## Task objective
Reproduce all the entries precisely.

### Data for the task

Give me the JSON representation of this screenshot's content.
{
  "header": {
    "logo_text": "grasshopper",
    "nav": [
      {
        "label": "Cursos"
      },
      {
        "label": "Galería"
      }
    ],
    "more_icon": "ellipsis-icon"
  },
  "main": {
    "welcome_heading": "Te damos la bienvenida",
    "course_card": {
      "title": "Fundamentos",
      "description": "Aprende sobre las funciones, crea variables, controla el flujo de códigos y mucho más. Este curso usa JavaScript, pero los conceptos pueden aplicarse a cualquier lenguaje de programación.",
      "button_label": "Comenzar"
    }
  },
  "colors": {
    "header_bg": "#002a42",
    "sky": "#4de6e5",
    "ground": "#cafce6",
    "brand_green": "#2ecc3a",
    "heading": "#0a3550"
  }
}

######

## Reply to the task
Give me the JSON representation of this screenshot's content.
{
  "header": {
    "logo_text": "grasshopper",
    "nav": [
      {
        "label": "Cursos"
      },
      {
        "label": "Galería"
      }
    ],
    "more_icon": "ellipsis-icon"
  },
  "main": {
    "welcome_heading": "Te damos la bienvenida",
    "course_card": {
      "title": "Fundamentos",
      "description": "Aprende sobre las funciones, crea variables, controla el flujo de códigos y mucho más. Este curso usa JavaScript, pero los conceptos pueden aplicarse a cualquier lenguaje de programación.",
      "button_label": "Comenzar"
    }
  },
  "colors": {
    "header_bg": "#002a42",
    "sky": "#4de6e5",
    "ground": "#cafce6",
    "brand_green": "#2ecc3a",
    "heading": "#0a3550"
  }
}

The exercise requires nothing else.